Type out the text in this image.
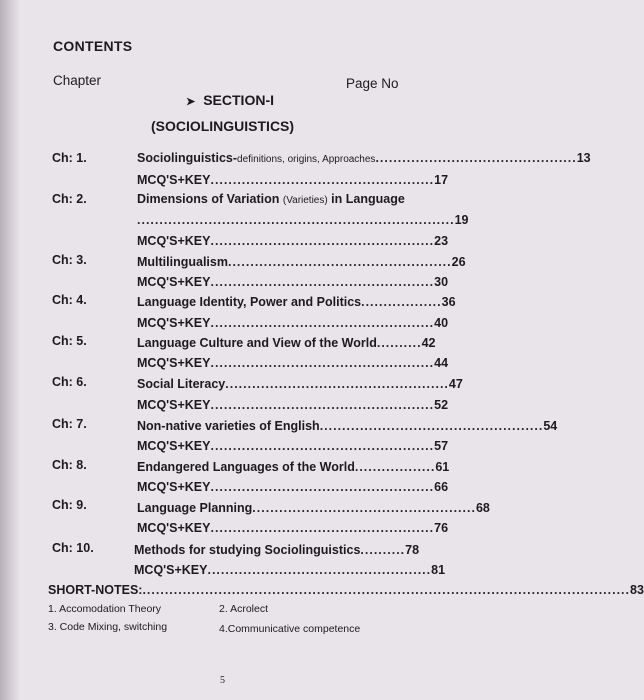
CONTENTS
Chapter	Page No
➤ SECTION-I
(SOCIOLINGUISTICS)
Ch: 1.	Sociolinguistics-definitions, origins, Approaches ............................................. 13
MCQ'S+KEY .................................................. 17
Ch: 2.	Dimensions of Variation (Varieties) in Language
....................................................................... 19
MCQ'S+KEY .................................................. 23
Ch: 3.	Multilingualism .................................................. 26
MCQ'S+KEY .................................................. 30
Ch: 4.	Language Identity, Power and Politics .................. 36
MCQ'S+KEY .................................................. 40
Ch: 5.	Language Culture and View of the World .......... 42
MCQ'S+KEY .................................................. 44
Ch: 6.	Social Literacy .................................................. 47
MCQ'S+KEY .................................................. 52
Ch: 7.	Non-native varieties of English .................................................. 54
MCQ'S+KEY .................................................. 57
Ch: 8.	Endangered Languages of the World .................. 61
MCQ'S+KEY .................................................. 66
Ch: 9.	Language Planning .................................................. 68
MCQ'S+KEY .................................................. 76
Ch: 10.	Methods for studying Sociolinguistics .......... 78
MCQ'S+KEY .................................................. 81
SHORT-NOTES: ............................................................................................................. 83
1. Accomodation Theory	2. Acrolect
3. Code Mixing, switching	4.Communicative competence
5
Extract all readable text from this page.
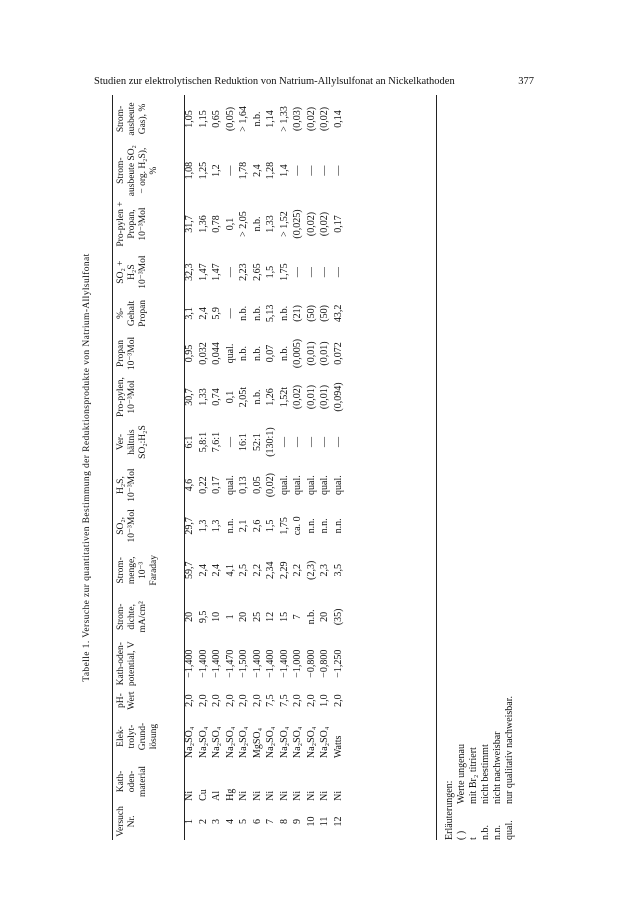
Studien zur elektrolytischen Reduktion von Natrium-Allylsulfonat an Nickelkathoden	377
Tabelle 1. Versuche zur quantitativen Bestimmung der Reduktionsprodukte von Natrium-Allylsulfonat
Versuch Nr.	Kath-oden-material	Elek-trolyt-Grund-lösung	pH-Wert	Kath-oden-potential, V	Strom-dichte, mA/cm²	Strom-menge, 10⁻³ Faraday	SO₂, 10⁻³Mol	H₂S, 10⁻³Mol	Ver-hältnis SO₂:H₂S	Pro-pylen, 10⁻³Mol	Propan 10⁻³Mol	%-Gehalt Propan	SO₂ + H₂S 10⁻³Mol	Pro-pylen + Propan, 10⁻³Mol	Strom-ausbeute SO₂ − org. H₂S), %	Strom-ausbeute Gas), %
1	Ni	Na₂SO₄	2,0	−1,400	20	59,7	29,7	4,6	6:1	30,7	0,95	3,1	32,3	31,7	1,08	1,05
2	Cu	Na₂SO₄	2,0	−1,400	9,5	2,4	1,3	0,22	5,8:1	1,33	0,032	2,4	1,47	1,36	1,25	1,15
3	Al	Na₂SO₄	2,0	−1,400	10	2,4	1,3	0,17	7,6:1	0,74	0,044	5,9	1,47	0,78	1,2	0,65
4	Hg	Na₂SO₄	2,0	−1,470	1	4,1	n.n.	qual.	—	0,1	qual.	—	—	0,1	—	(0,05)
5	Ni	Na₂SO₄	2,0	−1,500	20	2,5	2,1	0,13	16:1	2,05t	n.b.	n.b.	2,23	> 2,05	1,78	> 1,64
6	Ni	MgSO₄	2,0	−1,400	25	2,2	2,6	0,05	52:1	n.b.	n.b.	n.b.	2,65	n.b.	2,4	n.b.
7	Ni	Na₂SO₄	7,5	−1,400	12	2,34	1,5	(0,02)	(130:1)	1,26	0,07	5,13	1,5	1,33	1,28	1,14
8	Ni	Na₂SO₄	7,5	−1,400	15	2,29	1,75	qual.	—	1,52t	n.b.	n.b.	1,75	> 1,52	1,4	> 1,33
9	Ni	Na₂SO₄	2,0	−1,000	7	2,2	ca. 0	qual.	—	(0,02)	(0,005)	(21)	—	(0,025)	—	(0,03)
10	Ni	Na₂SO₄	2,0	−0,800	n.b.	(2,3)	n.n.	qual.	—	(0,01)	(0,01)	(50)	—	(0,02)	—	(0,02)
11	Ni	Na₂SO₄	1,0	−0,800	20	2,3	n.n.	qual.	—	(0,01)	(0,01)	(50)	—	(0,02)	—	(0,02)
12	Ni	Watts	2,0	−1,250	(35)	3,5	n.n.	qual.	—	(0,094)	0,072	43,2	—	0,17	—	0,14
Erläuterungen: ( )
Werte ungenau
t
mit Br₂ titriert
n.b.
nicht bestimmt
n.n.
nicht nachweisbar
qual.
nur qualitativ nachweisbar.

────────

Make a word-for-word copy of the entries, without any pictures.

Type out the text in this image.
CONTENTS
Chapter	Page No
➤ SECTION-I
(SOCIOLINGUISTICS)
Ch: 1.	Sociolinguistics-definitions, origins, Approaches ............................................. 13
MCQ'S+KEY .................................................. 17
Ch: 2.	Dimensions of Variation (Varieties) in Language
....................................................................... 19
MCQ'S+KEY .................................................. 23
Ch: 3.	Multilingualism .................................................. 26
MCQ'S+KEY .................................................. 30
Ch: 4.	Language Identity, Power and Politics .................. 36
MCQ'S+KEY .................................................. 40
Ch: 5.	Language Culture and View of the World .......... 42
MCQ'S+KEY .................................................. 44
Ch: 6.	Social Literacy .................................................. 47
MCQ'S+KEY .................................................. 52
Ch: 7.	Non-native varieties of English .................................................. 54
MCQ'S+KEY .................................................. 57
Ch: 8.	Endangered Languages of the World .................. 61
MCQ'S+KEY .................................................. 66
Ch: 9.	Language Planning .................................................. 68
MCQ'S+KEY .................................................. 76
Ch: 10.	Methods for studying Sociolinguistics .......... 78
MCQ'S+KEY .................................................. 81
SHORT-NOTES: ............................................................................................................. 83
1. Accomodation Theory	2. Acrolect
3. Code Mixing, switching	4.Communicative competence
5
Extract all readable text from this page.
Studien zur elektrolytischen Reduktion von Natrium-Allylsulfonat an Nickelkathoden	377
Tabelle 1. Versuche zur quantitativen Bestimmung der Reduktionsprodukte von Natrium-Allylsulfonat
Versuch Nr.	Kath-oden-material	Elek-trolyt-Grund-lösung	pH-Wert	Kath-oden-potential, V	Strom-dichte, mA/cm²	Strom-menge, 10⁻³ Faraday	SO₂, 10⁻³Mol	H₂S, 10⁻³Mol	Ver-hältnis SO₂:H₂S	Pro-pylen, 10⁻³Mol	Propan 10⁻³Mol	%-Gehalt Propan	SO₂ + H₂S 10⁻³Mol	Pro-pylen + Propan, 10⁻³Mol	Strom-ausbeute SO₂ − org. H₂S), %	Strom-ausbeute Gas), %
1	Ni	Na₂SO₄	2,0	−1,400	20	59,7	29,7	4,6	6:1	30,7	0,95	3,1	32,3	31,7	1,08	1,05
2	Cu	Na₂SO₄	2,0	−1,400	9,5	2,4	1,3	0,22	5,8:1	1,33	0,032	2,4	1,47	1,36	1,25	1,15
3	Al	Na₂SO₄	2,0	−1,400	10	2,4	1,3	0,17	7,6:1	0,74	0,044	5,9	1,47	0,78	1,2	0,65
4	Hg	Na₂SO₄	2,0	−1,470	1	4,1	n.n.	qual.	—	0,1	qual.	—	—	0,1	—	(0,05)
5	Ni	Na₂SO₄	2,0	−1,500	20	2,5	2,1	0,13	16:1	2,05t	n.b.	n.b.	2,23	> 2,05	1,78	> 1,64
6	Ni	MgSO₄	2,0	−1,400	25	2,2	2,6	0,05	52:1	n.b.	n.b.	n.b.	2,65	n.b.	2,4	n.b.
7	Ni	Na₂SO₄	7,5	−1,400	12	2,34	1,5	(0,02)	(130:1)	1,26	0,07	5,13	1,5	1,33	1,28	1,14
8	Ni	Na₂SO₄	7,5	−1,400	15	2,29	1,75	qual.	—	1,52t	n.b.	n.b.	1,75	> 1,52	1,4	> 1,33
9	Ni	Na₂SO₄	2,0	−1,000	7	2,2	ca. 0	qual.	—	(0,02)	(0,005)	(21)	—	(0,025)	—	(0,03)
10	Ni	Na₂SO₄	2,0	−0,800	n.b.	(2,3)	n.n.	qual.	—	(0,01)	(0,01)	(50)	—	(0,02)	—	(0,02)
11	Ni	Na₂SO₄	1,0	−0,800	20	2,3	n.n.	qual.	—	(0,01)	(0,01)	(50)	—	(0,02)	—	(0,02)
12	Ni	Watts	2,0	−1,250	(35)	3,5	n.n.	qual.	—	(0,094)	0,072	43,2	—	0,17	—	0,14
Erläuterungen: ( )
Werte ungenau
t
mit Br₂ titriert
n.b.
nicht bestimmt
n.n.
nicht nachweisbar
qual.
nur qualitativ nachweisbar.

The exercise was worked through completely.